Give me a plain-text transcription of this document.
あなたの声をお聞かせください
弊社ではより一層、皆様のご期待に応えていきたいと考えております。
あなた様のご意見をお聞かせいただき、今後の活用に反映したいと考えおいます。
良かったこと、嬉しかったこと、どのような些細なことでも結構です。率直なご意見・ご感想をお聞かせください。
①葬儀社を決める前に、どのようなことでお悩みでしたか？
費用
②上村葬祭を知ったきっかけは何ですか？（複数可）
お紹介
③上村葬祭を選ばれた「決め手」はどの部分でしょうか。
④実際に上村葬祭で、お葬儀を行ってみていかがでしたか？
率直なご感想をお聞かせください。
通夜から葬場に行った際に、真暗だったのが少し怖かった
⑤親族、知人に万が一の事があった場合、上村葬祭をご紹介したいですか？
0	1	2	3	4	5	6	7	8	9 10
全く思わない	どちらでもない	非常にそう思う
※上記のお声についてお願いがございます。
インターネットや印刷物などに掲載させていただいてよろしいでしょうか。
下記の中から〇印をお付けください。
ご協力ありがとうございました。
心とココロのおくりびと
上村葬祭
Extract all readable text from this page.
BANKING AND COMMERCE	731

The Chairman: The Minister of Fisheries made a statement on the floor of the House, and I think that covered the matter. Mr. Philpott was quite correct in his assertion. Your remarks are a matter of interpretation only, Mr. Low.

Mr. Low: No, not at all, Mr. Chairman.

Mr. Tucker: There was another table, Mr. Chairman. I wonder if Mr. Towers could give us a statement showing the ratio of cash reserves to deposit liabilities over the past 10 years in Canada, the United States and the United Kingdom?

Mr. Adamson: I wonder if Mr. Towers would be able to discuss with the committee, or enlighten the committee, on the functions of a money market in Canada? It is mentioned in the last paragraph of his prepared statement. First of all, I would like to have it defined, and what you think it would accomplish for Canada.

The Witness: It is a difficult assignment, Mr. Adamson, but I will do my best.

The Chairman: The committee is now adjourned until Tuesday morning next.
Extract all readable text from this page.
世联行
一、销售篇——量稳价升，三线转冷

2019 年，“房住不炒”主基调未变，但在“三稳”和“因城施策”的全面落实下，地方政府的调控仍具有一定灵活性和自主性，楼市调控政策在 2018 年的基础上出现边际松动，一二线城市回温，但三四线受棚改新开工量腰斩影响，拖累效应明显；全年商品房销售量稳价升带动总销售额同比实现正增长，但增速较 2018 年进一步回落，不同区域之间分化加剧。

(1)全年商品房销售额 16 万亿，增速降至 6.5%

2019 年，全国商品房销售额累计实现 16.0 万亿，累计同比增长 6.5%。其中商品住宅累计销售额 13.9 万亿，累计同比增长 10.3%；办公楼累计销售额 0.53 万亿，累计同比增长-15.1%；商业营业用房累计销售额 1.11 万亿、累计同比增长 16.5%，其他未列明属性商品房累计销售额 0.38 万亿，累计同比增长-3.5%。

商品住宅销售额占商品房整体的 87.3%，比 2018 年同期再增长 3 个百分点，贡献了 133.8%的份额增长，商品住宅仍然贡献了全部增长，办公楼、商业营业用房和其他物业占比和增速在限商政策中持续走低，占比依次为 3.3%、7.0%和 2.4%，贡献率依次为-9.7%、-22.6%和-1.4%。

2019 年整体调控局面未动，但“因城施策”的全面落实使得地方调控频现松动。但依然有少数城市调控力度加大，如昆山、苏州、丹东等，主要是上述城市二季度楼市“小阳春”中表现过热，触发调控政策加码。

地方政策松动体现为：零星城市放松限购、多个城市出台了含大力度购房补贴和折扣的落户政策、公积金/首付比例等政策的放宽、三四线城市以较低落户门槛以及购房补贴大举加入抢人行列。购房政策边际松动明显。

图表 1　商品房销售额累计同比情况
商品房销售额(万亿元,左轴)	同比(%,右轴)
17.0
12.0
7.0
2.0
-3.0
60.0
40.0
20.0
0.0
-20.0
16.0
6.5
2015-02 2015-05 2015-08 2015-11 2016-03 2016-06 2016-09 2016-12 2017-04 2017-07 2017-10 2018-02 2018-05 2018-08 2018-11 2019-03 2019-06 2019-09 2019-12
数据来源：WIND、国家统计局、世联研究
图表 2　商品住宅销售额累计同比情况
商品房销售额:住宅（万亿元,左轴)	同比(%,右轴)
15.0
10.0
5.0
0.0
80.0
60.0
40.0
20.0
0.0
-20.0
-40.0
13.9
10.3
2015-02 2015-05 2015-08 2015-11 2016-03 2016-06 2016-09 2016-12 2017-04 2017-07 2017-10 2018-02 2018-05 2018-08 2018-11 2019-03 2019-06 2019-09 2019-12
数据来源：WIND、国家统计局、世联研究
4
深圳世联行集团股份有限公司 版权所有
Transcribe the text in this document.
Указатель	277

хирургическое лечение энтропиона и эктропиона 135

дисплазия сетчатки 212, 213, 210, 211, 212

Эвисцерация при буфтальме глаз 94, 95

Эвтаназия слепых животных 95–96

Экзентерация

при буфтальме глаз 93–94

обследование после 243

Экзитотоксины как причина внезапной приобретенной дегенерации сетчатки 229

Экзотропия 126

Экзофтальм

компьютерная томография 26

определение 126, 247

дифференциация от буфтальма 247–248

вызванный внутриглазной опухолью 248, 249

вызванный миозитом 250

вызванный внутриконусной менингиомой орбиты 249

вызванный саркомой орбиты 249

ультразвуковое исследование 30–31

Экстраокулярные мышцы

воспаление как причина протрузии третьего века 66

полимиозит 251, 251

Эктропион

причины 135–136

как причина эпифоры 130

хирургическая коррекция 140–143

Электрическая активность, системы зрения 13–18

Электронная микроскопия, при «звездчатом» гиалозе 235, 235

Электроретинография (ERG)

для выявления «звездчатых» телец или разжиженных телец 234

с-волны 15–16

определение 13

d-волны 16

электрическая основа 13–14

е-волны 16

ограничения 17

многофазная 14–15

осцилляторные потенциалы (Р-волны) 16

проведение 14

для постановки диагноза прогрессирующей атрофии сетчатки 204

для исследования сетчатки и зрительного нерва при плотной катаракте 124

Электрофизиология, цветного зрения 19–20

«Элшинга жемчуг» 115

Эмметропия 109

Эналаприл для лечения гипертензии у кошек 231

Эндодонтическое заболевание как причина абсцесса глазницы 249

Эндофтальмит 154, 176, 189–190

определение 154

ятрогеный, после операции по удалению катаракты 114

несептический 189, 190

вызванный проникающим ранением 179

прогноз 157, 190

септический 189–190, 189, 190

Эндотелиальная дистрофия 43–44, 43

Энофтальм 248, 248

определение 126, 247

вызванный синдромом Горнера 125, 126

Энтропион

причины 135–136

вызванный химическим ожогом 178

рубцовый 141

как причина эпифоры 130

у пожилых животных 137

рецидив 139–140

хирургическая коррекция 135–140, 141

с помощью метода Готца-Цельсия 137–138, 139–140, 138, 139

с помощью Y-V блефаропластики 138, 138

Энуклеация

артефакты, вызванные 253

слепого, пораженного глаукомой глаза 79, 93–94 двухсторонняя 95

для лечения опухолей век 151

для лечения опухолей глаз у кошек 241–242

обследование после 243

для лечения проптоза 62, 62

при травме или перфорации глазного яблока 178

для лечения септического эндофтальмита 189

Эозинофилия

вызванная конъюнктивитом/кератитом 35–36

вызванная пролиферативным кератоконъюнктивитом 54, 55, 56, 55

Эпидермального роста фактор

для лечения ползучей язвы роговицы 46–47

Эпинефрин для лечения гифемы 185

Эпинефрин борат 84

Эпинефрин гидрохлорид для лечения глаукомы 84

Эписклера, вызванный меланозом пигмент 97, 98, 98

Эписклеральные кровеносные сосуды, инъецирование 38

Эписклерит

▶ **What to do**:
Using the data above, repeat every line exactly.

▶ **Exercise result**:
Give me a plain-text transcription of this document.
あなたの声をお聞かせください
弊社ではより一層、皆様のご期待に応えていきたいと考えております。
あなた様のご意見をお聞かせいただき、今後の活用に反映したいと考えおいます。
良かったこと、嬉しかったこと、どのような些細なことでも結構です。率直なご意見・ご感想をお聞かせください。
①葬儀社を決める前に、どのようなことでお悩みでしたか？
費用
②上村葬祭を知ったきっかけは何ですか？（複数可）
お紹介
③上村葬祭を選ばれた「決め手」はどの部分でしょうか。
④実際に上村葬祭で、お葬儀を行ってみていかがでしたか？
率直なご感想をお聞かせください。
通夜から葬場に行った際に、真暗だったのが少し怖かった
⑤親族、知人に万が一の事があった場合、上村葬祭をご紹介したいですか？
0	1	2	3	4	5	6	7	8	9 10
全く思わない	どちらでもない	非常にそう思う
※上記のお声についてお願いがございます。
インターネットや印刷物などに掲載させていただいてよろしいでしょうか。
下記の中から〇印をお付けください。
ご協力ありがとうございました。
心とココロのおくりびと
上村葬祭
Extract all readable text from this page.
BANKING AND COMMERCE	731

The Chairman: The Minister of Fisheries made a statement on the floor of the House, and I think that covered the matter. Mr. Philpott was quite correct in his assertion. Your remarks are a matter of interpretation only, Mr. Low.

Mr. Low: No, not at all, Mr. Chairman.

Mr. Tucker: There was another table, Mr. Chairman. I wonder if Mr. Towers could give us a statement showing the ratio of cash reserves to deposit liabilities over the past 10 years in Canada, the United States and the United Kingdom?

Mr. Adamson: I wonder if Mr. Towers would be able to discuss with the committee, or enlighten the committee, on the functions of a money market in Canada? It is mentioned in the last paragraph of his prepared statement. First of all, I would like to have it defined, and what you think it would accomplish for Canada.

The Witness: It is a difficult assignment, Mr. Adamson, but I will do my best.

The Chairman: The committee is now adjourned until Tuesday morning next.
Extract all readable text from this page.
世联行
一、销售篇——量稳价升，三线转冷

2019 年，“房住不炒”主基调未变，但在“三稳”和“因城施策”的全面落实下，地方政府的调控仍具有一定灵活性和自主性，楼市调控政策在 2018 年的基础上出现边际松动，一二线城市回温，但三四线受棚改新开工量腰斩影响，拖累效应明显；全年商品房销售量稳价升带动总销售额同比实现正增长，但增速较 2018 年进一步回落，不同区域之间分化加剧。

(1)全年商品房销售额 16 万亿，增速降至 6.5%

2019 年，全国商品房销售额累计实现 16.0 万亿，累计同比增长 6.5%。其中商品住宅累计销售额 13.9 万亿，累计同比增长 10.3%；办公楼累计销售额 0.53 万亿，累计同比增长-15.1%；商业营业用房累计销售额 1.11 万亿、累计同比增长 16.5%，其他未列明属性商品房累计销售额 0.38 万亿，累计同比增长-3.5%。

商品住宅销售额占商品房整体的 87.3%，比 2018 年同期再增长 3 个百分点，贡献了 133.8%的份额增长，商品住宅仍然贡献了全部增长，办公楼、商业营业用房和其他物业占比和增速在限商政策中持续走低，占比依次为 3.3%、7.0%和 2.4%，贡献率依次为-9.7%、-22.6%和-1.4%。

2019 年整体调控局面未动，但“因城施策”的全面落实使得地方调控频现松动。但依然有少数城市调控力度加大，如昆山、苏州、丹东等，主要是上述城市二季度楼市“小阳春”中表现过热，触发调控政策加码。

地方政策松动体现为：零星城市放松限购、多个城市出台了含大力度购房补贴和折扣的落户政策、公积金/首付比例等政策的放宽、三四线城市以较低落户门槛以及购房补贴大举加入抢人行列。购房政策边际松动明显。

图表 1　商品房销售额累计同比情况
商品房销售额(万亿元,左轴)	同比(%,右轴)
17.0
12.0
7.0
2.0
-3.0
60.0
40.0
20.0
0.0
-20.0
16.0
6.5
2015-02 2015-05 2015-08 2015-11 2016-03 2016-06 2016-09 2016-12 2017-04 2017-07 2017-10 2018-02 2018-05 2018-08 2018-11 2019-03 2019-06 2019-09 2019-12
数据来源：WIND、国家统计局、世联研究
图表 2　商品住宅销售额累计同比情况
商品房销售额:住宅（万亿元,左轴)	同比(%,右轴)
15.0
10.0
5.0
0.0
80.0
60.0
40.0
20.0
0.0
-20.0
-40.0
13.9
10.3
2015-02 2015-05 2015-08 2015-11 2016-03 2016-06 2016-09 2016-12 2017-04 2017-07 2017-10 2018-02 2018-05 2018-08 2018-11 2019-03 2019-06 2019-09 2019-12
数据来源：WIND、国家统计局、世联研究
4
深圳世联行集团股份有限公司 版权所有
Transcribe the text in this document.
Указатель	277

хирургическое лечение энтропиона и эктропиона 135

дисплазия сетчатки 212, 213, 210, 211, 212

Эвисцерация при буфтальме глаз 94, 95

Эвтаназия слепых животных 95–96

Экзентерация

при буфтальме глаз 93–94

обследование после 243

Экзитотоксины как причина внезапной приобретенной дегенерации сетчатки 229

Экзотропия 126

Экзофтальм

компьютерная томография 26

определение 126, 247

дифференциация от буфтальма 247–248

вызванный внутриглазной опухолью 248, 249

вызванный миозитом 250

вызванный внутриконусной менингиомой орбиты 249

вызванный саркомой орбиты 249

ультразвуковое исследование 30–31

Экстраокулярные мышцы

воспаление как причина протрузии третьего века 66

полимиозит 251, 251

Эктропион

причины 135–136

как причина эпифоры 130

хирургическая коррекция 140–143

Электрическая активность, системы зрения 13–18

Электронная микроскопия, при «звездчатом» гиалозе 235, 235

Электроретинография (ERG)

для выявления «звездчатых» телец или разжиженных телец 234

с-волны 15–16

определение 13

d-волны 16

электрическая основа 13–14

е-волны 16

ограничения 17

многофазная 14–15

осцилляторные потенциалы (Р-волны) 16

проведение 14

для постановки диагноза прогрессирующей атрофии сетчатки 204

для исследования сетчатки и зрительного нерва при плотной катаракте 124

Электрофизиология, цветного зрения 19–20

«Элшинга жемчуг» 115

Эмметропия 109

Эналаприл для лечения гипертензии у кошек 231

Эндодонтическое заболевание как причина абсцесса глазницы 249

Эндофтальмит 154, 176, 189–190

определение 154

ятрогеный, после операции по удалению катаракты 114

несептический 189, 190

вызванный проникающим ранением 179

прогноз 157, 190

септический 189–190, 189, 190

Эндотелиальная дистрофия 43–44, 43

Энофтальм 248, 248

определение 126, 247

вызванный синдромом Горнера 125, 126

Энтропион

причины 135–136

вызванный химическим ожогом 178

рубцовый 141

как причина эпифоры 130

у пожилых животных 137

рецидив 139–140

хирургическая коррекция 135–140, 141

с помощью метода Готца-Цельсия 137–138, 139–140, 138, 139

с помощью Y-V блефаропластики 138, 138

Энуклеация

артефакты, вызванные 253

слепого, пораженного глаукомой глаза 79, 93–94 двухсторонняя 95

для лечения опухолей век 151

для лечения опухолей глаз у кошек 241–242

обследование после 243

для лечения проптоза 62, 62

при травме или перфорации глазного яблока 178

для лечения септического эндофтальмита 189

Эозинофилия

вызванная конъюнктивитом/кератитом 35–36

вызванная пролиферативным кератоконъюнктивитом 54, 55, 56, 55

Эпидермального роста фактор

для лечения ползучей язвы роговицы 46–47

Эпинефрин для лечения гифемы 185

Эпинефрин борат 84

Эпинефрин гидрохлорид для лечения глаукомы 84

Эписклера, вызванный меланозом пигмент 97, 98, 98

Эписклеральные кровеносные сосуды, инъецирование 38

Эписклерит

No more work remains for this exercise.